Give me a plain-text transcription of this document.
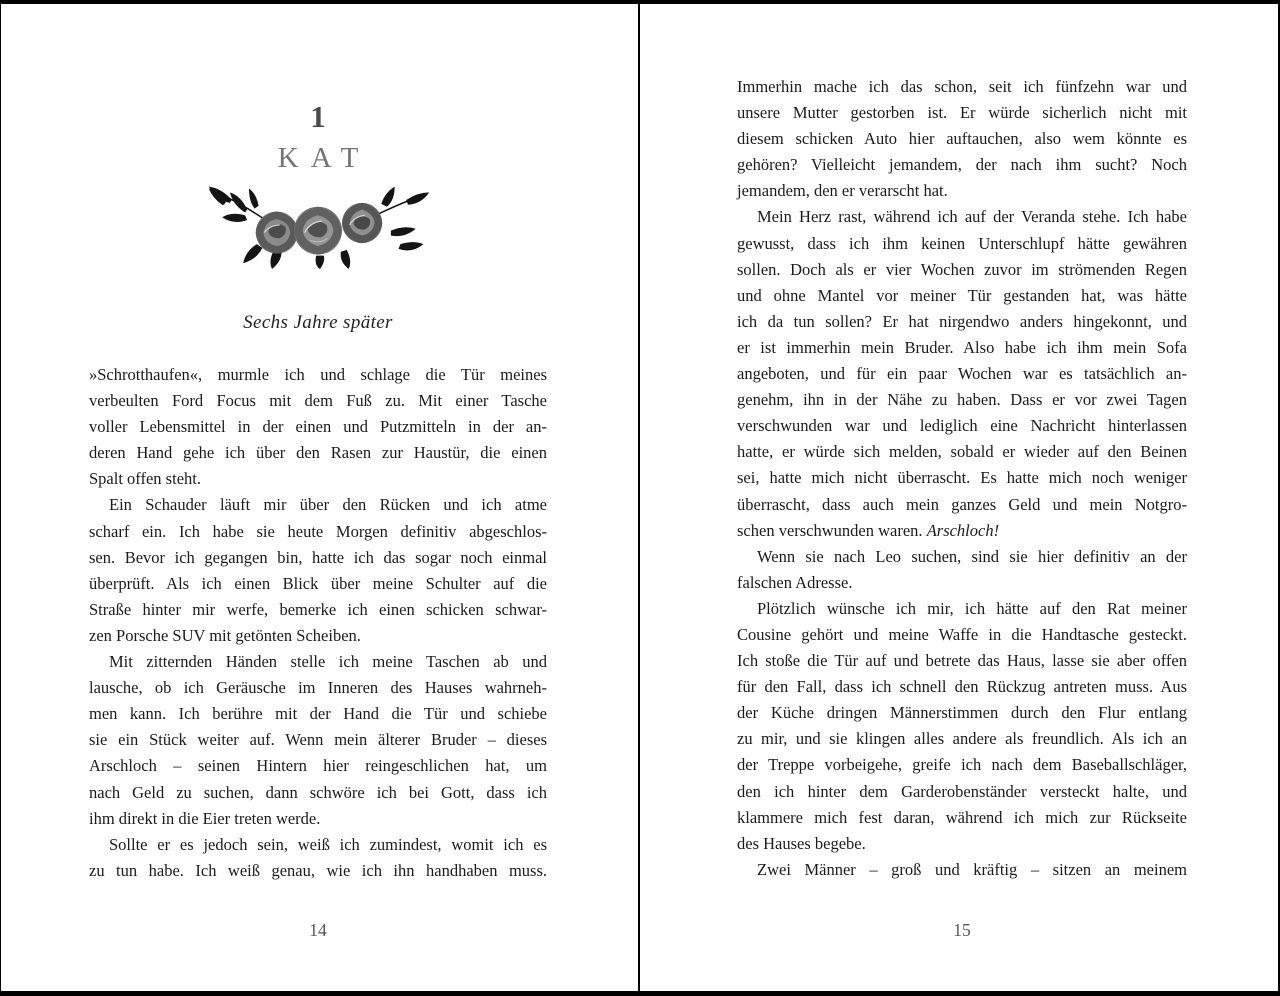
1
KAT
Sechs Jahre später
»Schrotthaufen«, murmle ich und schlage die Tür meines
verbeulten Ford Focus mit dem Fuß zu. Mit einer Tasche
voller Lebensmittel in der einen und Putzmitteln in der an-
deren Hand gehe ich über den Rasen zur Haustür, die einen
Spalt offen steht.
Ein Schauder läuft mir über den Rücken und ich atme
scharf ein. Ich habe sie heute Morgen definitiv abgeschlos-
sen. Bevor ich gegangen bin, hatte ich das sogar noch einmal
überprüft. Als ich einen Blick über meine Schulter auf die
Straße hinter mir werfe, bemerke ich einen schicken schwar-
zen Porsche SUV mit getönten Scheiben.
Mit zitternden Händen stelle ich meine Taschen ab und
lausche, ob ich Geräusche im Inneren des Hauses wahrneh-
men kann. Ich berühre mit der Hand die Tür und schiebe
sie ein Stück weiter auf. Wenn mein älterer Bruder – dieses
Arschloch – seinen Hintern hier reingeschlichen hat, um
nach Geld zu suchen, dann schwöre ich bei Gott, dass ich
ihm direkt in die Eier treten werde.
Sollte er es jedoch sein, weiß ich zumindest, womit ich es
zu tun habe. Ich weiß genau, wie ich ihn handhaben muss.
14
Immerhin mache ich das schon, seit ich fünfzehn war und
unsere Mutter gestorben ist. Er würde sicherlich nicht mit
diesem schicken Auto hier auftauchen, also wem könnte es
gehören? Vielleicht jemandem, der nach ihm sucht? Noch
jemandem, den er verarscht hat.
Mein Herz rast, während ich auf der Veranda stehe. Ich habe
gewusst, dass ich ihm keinen Unterschlupf hätte gewähren
sollen. Doch als er vier Wochen zuvor im strömenden Regen
und ohne Mantel vor meiner Tür gestanden hat, was hätte
ich da tun sollen? Er hat nirgendwo anders hingekonnt, und
er ist immerhin mein Bruder. Also habe ich ihm mein Sofa
angeboten, und für ein paar Wochen war es tatsächlich an-
genehm, ihn in der Nähe zu haben. Dass er vor zwei Tagen
verschwunden war und lediglich eine Nachricht hinterlassen
hatte, er würde sich melden, sobald er wieder auf den Beinen
sei, hatte mich nicht überrascht. Es hatte mich noch weniger
überrascht, dass auch mein ganzes Geld und mein Notgro-
schen verschwunden waren. Arschloch!
Wenn sie nach Leo suchen, sind sie hier definitiv an der
falschen Adresse.
Plötzlich wünsche ich mir, ich hätte auf den Rat meiner
Cousine gehört und meine Waffe in die Handtasche gesteckt.
Ich stoße die Tür auf und betrete das Haus, lasse sie aber offen
für den Fall, dass ich schnell den Rückzug antreten muss. Aus
der Küche dringen Männerstimmen durch den Flur entlang
zu mir, und sie klingen alles andere als freundlich. Als ich an
der Treppe vorbeigehe, greife ich nach dem Baseballschläger,
den ich hinter dem Garderobenständer versteckt halte, und
klammere mich fest daran, während ich mich zur Rückseite
des Hauses begebe.
Zwei Männer – groß und kräftig – sitzen an meinem
15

- WHAT TO DO -
Lines holding the word "hier" in the entries above are the ones to pull out. Copy them all.

- TASK OUTPUT -
Arschloch – seinen Hintern hier reingeschlichen hat, um
diesem schicken Auto hier auftauchen, also wem könnte es
Wenn sie nach Leo suchen, sind sie hier definitiv an der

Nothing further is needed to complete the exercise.